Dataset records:
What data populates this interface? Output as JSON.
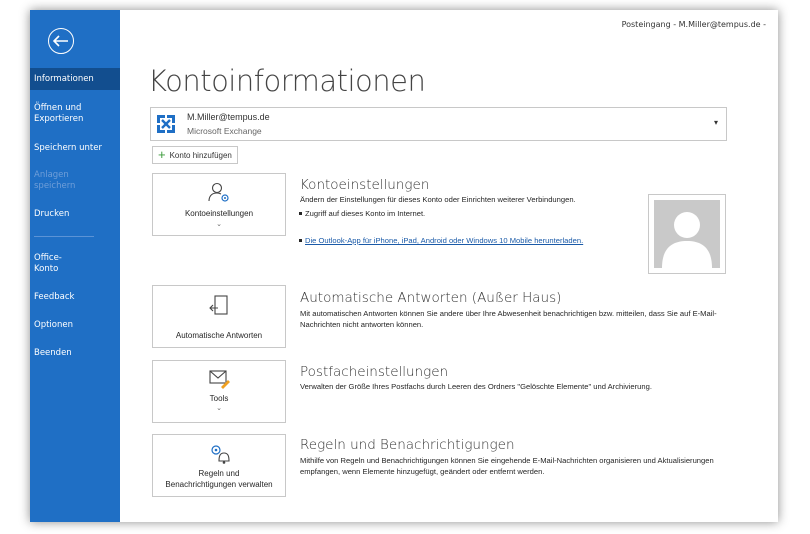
{
  "window": {
    "title": "Posteingang - M.Miller@tempus.de -"
  },
  "sidebar": {
    "back_icon": "back-arrow-icon",
    "items": [
      {
        "label": "Informationen",
        "state": "active"
      },
      {
        "label": "Öffnen und\nExportieren",
        "state": "normal"
      },
      {
        "label": "Speichern unter",
        "state": "normal"
      },
      {
        "label": "Anlagen\nspeichern",
        "state": "disabled"
      },
      {
        "label": "Drucken",
        "state": "normal"
      },
      {
        "label": "Office-\nKonto",
        "state": "normal"
      },
      {
        "label": "Feedback",
        "state": "normal"
      },
      {
        "label": "Optionen",
        "state": "normal"
      },
      {
        "label": "Beenden",
        "state": "normal"
      }
    ],
    "colors": {
      "background": "#1f6fc5",
      "active": "#124e8f"
    }
  },
  "main": {
    "title": "Kontoinformationen",
    "account": {
      "email": "M.Miller@tempus.de",
      "type": "Microsoft Exchange",
      "icon": "exchange-icon"
    },
    "add_account_label": "Konto hinzufügen",
    "sections": [
      {
        "tile_label": "Kontoeinstellungen",
        "tile_icon": "account-settings-icon",
        "has_chevron": true,
        "title": "Kontoeinstellungen",
        "description": "Ändern der Einstellungen für dieses Konto oder Einrichten weiterer Verbindungen.",
        "bullets": [
          {
            "text": "Zugriff auf dieses Konto im Internet.",
            "link": false
          },
          {
            "text": "Die Outlook-App für iPhone, iPad, Android oder Windows 10 Mobile herunterladen.",
            "link": true
          }
        ]
      },
      {
        "tile_label": "Automatische Antworten",
        "tile_icon": "automatic-replies-icon",
        "has_chevron": false,
        "title": "Automatische Antworten (Außer Haus)",
        "description": "Mit automatischen Antworten können Sie andere über Ihre Abwesenheit benachrichtigen bzw. mitteilen, dass Sie auf E-Mail-Nachrichten nicht antworten können."
      },
      {
        "tile_label": "Tools",
        "tile_icon": "tools-icon",
        "has_chevron": true,
        "title": "Postfacheinstellungen",
        "description": "Verwalten der Größe Ihres Postfachs durch Leeren des Ordners \"Gelöschte Elemente\" und Archivierung."
      },
      {
        "tile_label": "Regeln und\nBenachrichtigungen verwalten",
        "tile_icon": "rules-alerts-icon",
        "has_chevron": false,
        "title": "Regeln und Benachrichtigungen",
        "description": "Mithilfe von Regeln und Benachrichtigungen können Sie eingehende E-Mail-Nachrichten organisieren und Aktualisierungen empfangen, wenn Elemente hinzugefügt, geändert oder entfernt werden."
      }
    ],
    "avatar_icon": "profile-placeholder-icon"
  }
}
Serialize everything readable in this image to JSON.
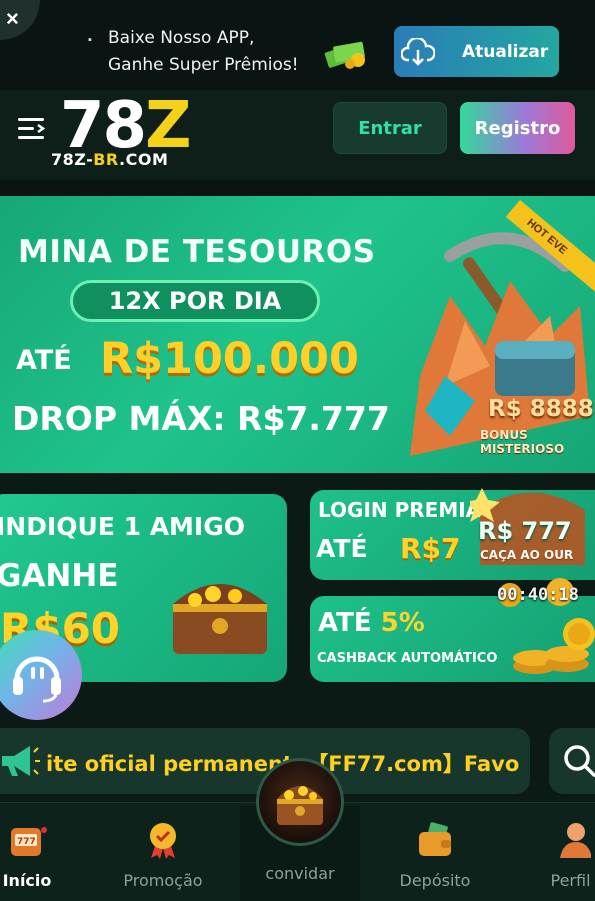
{
  "topbar": {
    "close_label": "×",
    "promo_line1": "Baixe Nosso APP,",
    "promo_line2": "Ganhe Super Prêmios!",
    "update_label": "Atualizar"
  },
  "header": {
    "logo_main_digits": "78",
    "logo_main_letter": "Z",
    "logo_sub_prefix": "78Z-",
    "logo_sub_highlight": "BR",
    "logo_sub_suffix": ".COM",
    "login_label": "Entrar",
    "register_label": "Registro"
  },
  "hero": {
    "title": "MINA DE TESOUROS",
    "pill": "12X POR DIA",
    "ate": "ATÉ",
    "amount": "R$100.000",
    "drop": "DROP MÁX: R$7.777",
    "hot_badge": "HOT EVE",
    "bonus_amount": "R$ 8888",
    "bonus_label": "BONUS MISTERIOSO"
  },
  "cards": {
    "invite": {
      "line1": "INDIQUE 1 AMIGO",
      "line2": "GANHE",
      "amount": "R$60"
    },
    "login": {
      "line1": "LOGIN PREMIA",
      "ate": "ATÉ",
      "amount": "R$7"
    },
    "cashback": {
      "ate": "ATÉ",
      "percent": "5%",
      "line2": "CASHBACK AUTOMÁTICO"
    }
  },
  "float_widget": {
    "amount": "R$ 777",
    "label": "CAÇA AO OUR",
    "timer": "00:40:18"
  },
  "marquee": {
    "text": "ite oficial permanente【FF77.com】Favo"
  },
  "bottom_nav": {
    "items": [
      {
        "label": "Início",
        "icon": "slot-machine-icon",
        "active": true
      },
      {
        "label": "Promoção",
        "icon": "medal-icon",
        "active": false
      },
      {
        "label": "convidar",
        "icon": "treasure-chest-icon",
        "active": false
      },
      {
        "label": "Depósito",
        "icon": "wallet-icon",
        "active": false
      },
      {
        "label": "Perfil",
        "icon": "user-icon",
        "active": false
      }
    ]
  },
  "colors": {
    "accent_green": "#1fc38c",
    "gold": "#ffd42a",
    "background": "#0c1a16"
  }
}
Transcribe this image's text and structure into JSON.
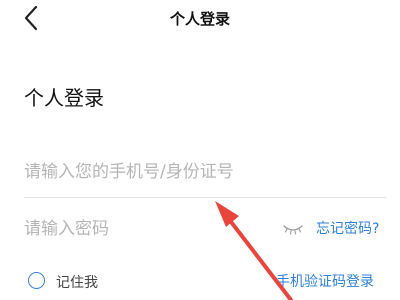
{
  "navbar": {
    "back_icon": "chevron-left-icon",
    "title": "个人登录"
  },
  "page": {
    "heading": "个人登录"
  },
  "form": {
    "account_placeholder": "请输入您的手机号/身份证号",
    "account_value": "",
    "password_placeholder": "请输入密码",
    "password_value": "",
    "password_toggle_icon": "eye-closed-icon",
    "forgot_password": "忘记密码?"
  },
  "options": {
    "remember_me": "记住我",
    "sms_login": "手机验证码登录"
  },
  "colors": {
    "accent": "#2f7fd6",
    "annotation": "#e8453c",
    "placeholder": "#b5b5b5"
  }
}
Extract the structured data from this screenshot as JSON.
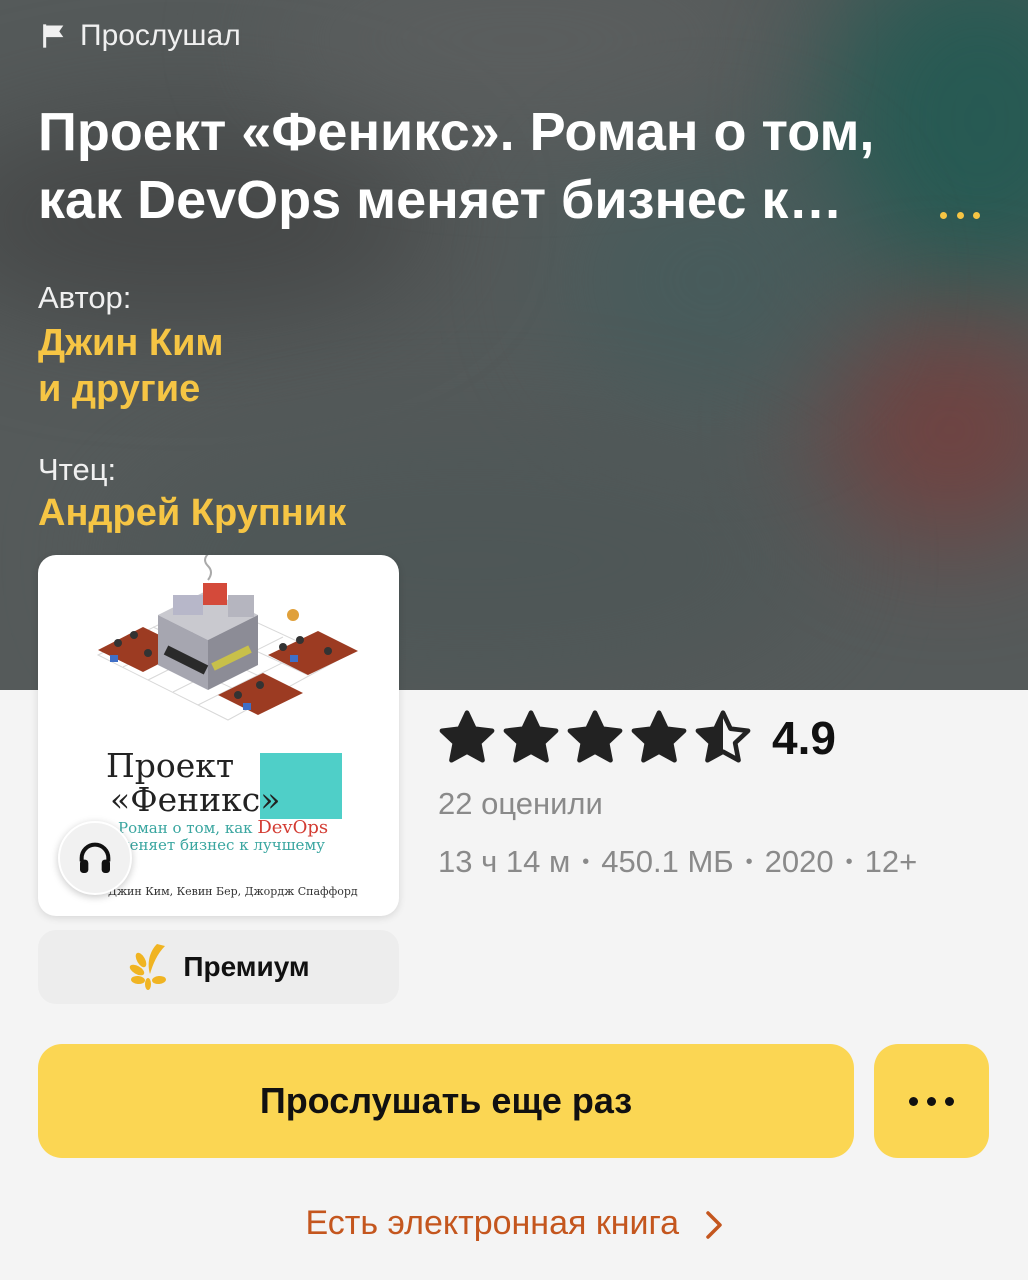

» TASK DETAILS:
Across the records, count the lines holding the string "background". Give the number and stop.

» FULL SOLUTION:
2